Work to be completed:
Exclude any images and output the remaining records exactly.

--- BEGIN Data shown ---

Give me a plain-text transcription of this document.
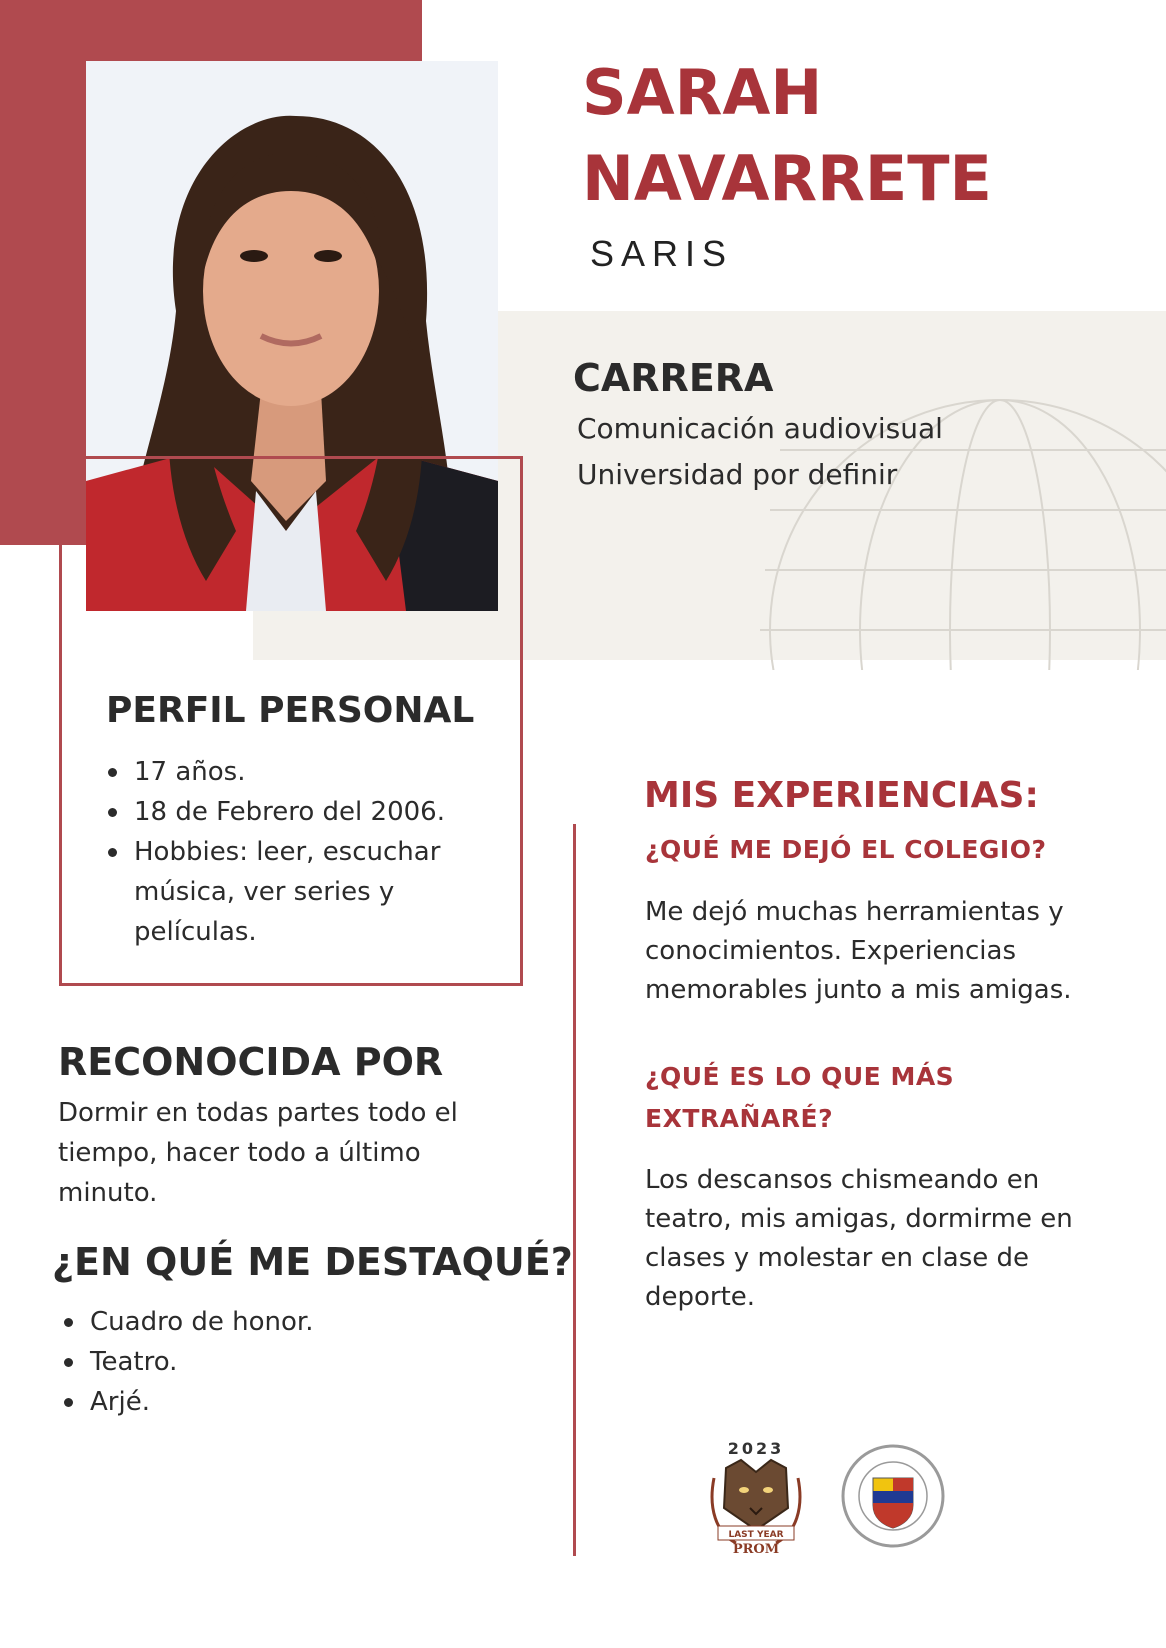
SARAH
NAVARRETE

SARIS

CARRERA

Comunicación audiovisual

Universidad por definir

PERFIL PERSONAL
17 años.
18 de Febrero del 2006.
Hobbies: leer, escuchar música, ver series y películas.
RECONOCIDA POR

Dormir en todas partes todo el tiempo, hacer todo a último minuto.

¿EN QUÉ ME DESTAQUÉ?
Cuadro de honor.
Teatro.
Arjé.
MIS EXPERIENCIAS:

¿QUÉ ME DEJÓ EL COLEGIO?

Me dejó muchas herramientas y conocimientos. Experiencias memorables junto a mis amigas.

¿QUÉ ES LO QUE MÁS EXTRAÑARÉ?

Los descansos chismeando en teatro, mis amigas, dormirme en clases y molestar en clase de deporte.

2023
LAST YEAR
PROM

--- END Data shown ---

Full response:
Give me a plain-text transcription of this document.
SARAH
NAVARRETE

SARIS

CARRERA

Comunicación audiovisual

Universidad por definir

PERFIL PERSONAL
17 años.
18 de Febrero del 2006.
Hobbies: leer, escuchar música, ver series y películas.
RECONOCIDA POR

Dormir en todas partes todo el tiempo, hacer todo a último minuto.

¿EN QUÉ ME DESTAQUÉ?
Cuadro de honor.
Teatro.
Arjé.
MIS EXPERIENCIAS:

¿QUÉ ME DEJÓ EL COLEGIO?

Me dejó muchas herramientas y conocimientos. Experiencias memorables junto a mis amigas.

¿QUÉ ES LO QUE MÁS EXTRAÑARÉ?

Los descansos chismeando en teatro, mis amigas, dormirme en clases y molestar en clase de deporte.

2023
LAST YEAR
PROM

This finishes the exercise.